GIVEN TASK: Pick out all lines in the listing holding the string "ylabel" and copy them.

GIVEN RECORDS:
_____

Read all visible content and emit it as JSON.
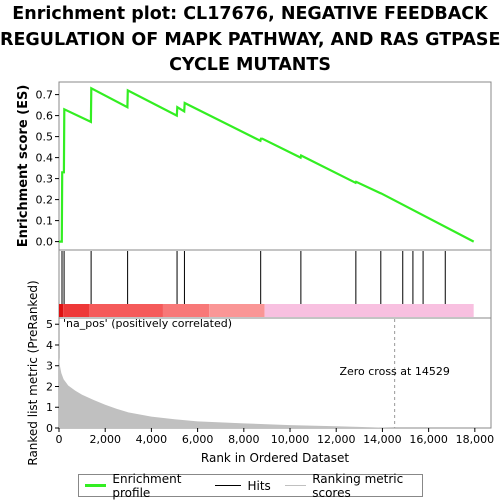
{
  "title_lines": [
    "Enrichment plot: CL17676, NEGATIVE FEEDBACK",
    "REGULATION OF MAPK PATHWAY, AND RAS GTPASE",
    "CYCLE MUTANTS"
  ],
  "colors": {
    "es_line": "#33ee22",
    "hits": "#000000",
    "metric_fill": "#c0c0c0",
    "pos_label": "#e83030",
    "zero_line": "#999999"
  },
  "chart_data": [
    {
      "type": "line",
      "name": "enrichment-profile",
      "ylabel": "Enrichment score (ES)",
      "xlim": [
        0,
        18700
      ],
      "ylim": [
        -0.04,
        0.76
      ],
      "yticks": [
        "0.0",
        "0.1",
        "0.2",
        "0.3",
        "0.4",
        "0.5",
        "0.6",
        "0.7"
      ],
      "x": [
        0,
        120,
        140,
        210,
        230,
        1380,
        1400,
        2960,
        2980,
        5100,
        5120,
        5420,
        5440,
        8720,
        8740,
        8800,
        10460,
        10480,
        12840,
        12860,
        13920,
        13940,
        17950
      ],
      "y": [
        0.0,
        0.0,
        0.33,
        0.33,
        0.63,
        0.57,
        0.73,
        0.64,
        0.72,
        0.6,
        0.64,
        0.62,
        0.66,
        0.48,
        0.49,
        0.49,
        0.4,
        0.41,
        0.28,
        0.285,
        0.23,
        0.23,
        0.0
      ]
    },
    {
      "type": "heatmap",
      "name": "hits-and-rank-bar",
      "hits": [
        130,
        220,
        1390,
        2970,
        5110,
        5430,
        8730,
        10470,
        12850,
        13930,
        14880,
        15320,
        15760,
        16720
      ],
      "segments": [
        {
          "from": 0,
          "to": 180,
          "color": "#dd1111"
        },
        {
          "from": 180,
          "to": 1300,
          "color": "#ee3838"
        },
        {
          "from": 1300,
          "to": 4500,
          "color": "#f55a5a"
        },
        {
          "from": 4500,
          "to": 6500,
          "color": "#f87878"
        },
        {
          "from": 6500,
          "to": 8900,
          "color": "#fa9696"
        },
        {
          "from": 8900,
          "to": 17950,
          "color": "#f8c0e0"
        }
      ]
    },
    {
      "type": "area",
      "name": "ranked-list-metric",
      "xlabel": "Rank in Ordered Dataset",
      "ylabel": "Ranked list metric (PreRanked)",
      "xlim": [
        0,
        18700
      ],
      "ylim": [
        0,
        5.3
      ],
      "yticks": [
        "0",
        "1",
        "2",
        "3",
        "4",
        "5"
      ],
      "xticks": [
        "0",
        "2,000",
        "4,000",
        "6,000",
        "8,000",
        "10,000",
        "12,000",
        "14,000",
        "16,000",
        "18,000"
      ],
      "x": [
        0,
        40,
        100,
        200,
        400,
        700,
        1000,
        1500,
        2000,
        2500,
        3000,
        4000,
        5000,
        6000,
        8000,
        10000,
        12000,
        13500,
        14529,
        17950
      ],
      "y": [
        3.4,
        3.0,
        2.65,
        2.35,
        2.05,
        1.8,
        1.6,
        1.35,
        1.12,
        0.92,
        0.75,
        0.55,
        0.42,
        0.32,
        0.22,
        0.14,
        0.08,
        0.04,
        0.0,
        0.0
      ],
      "zero_cross_x": 14529,
      "zero_cross_label": "Zero cross at 14529",
      "pos_label": "'na_pos' (positively correlated)"
    }
  ],
  "legend": {
    "items": [
      {
        "label": "Enrichment profile",
        "color": "#33ee22"
      },
      {
        "label": "Hits",
        "color": "#000000"
      },
      {
        "label": "Ranking metric scores",
        "color": "#c0c0c0"
      }
    ]
  }
}
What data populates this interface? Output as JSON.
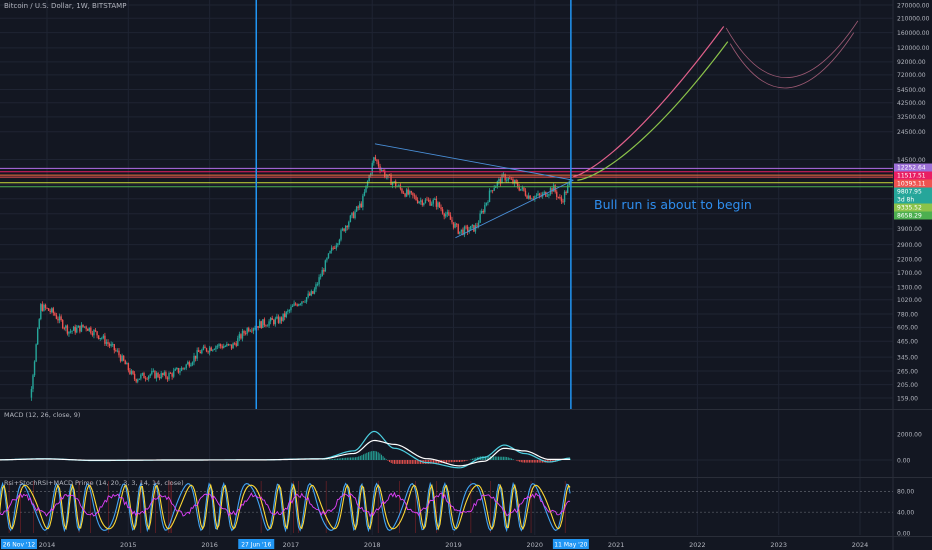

_____

RESULT OF THIS TASK:
      "ylabel": "Enrichment score (ES)",
      "ylabel": "Ranked list metric (PreRanked)",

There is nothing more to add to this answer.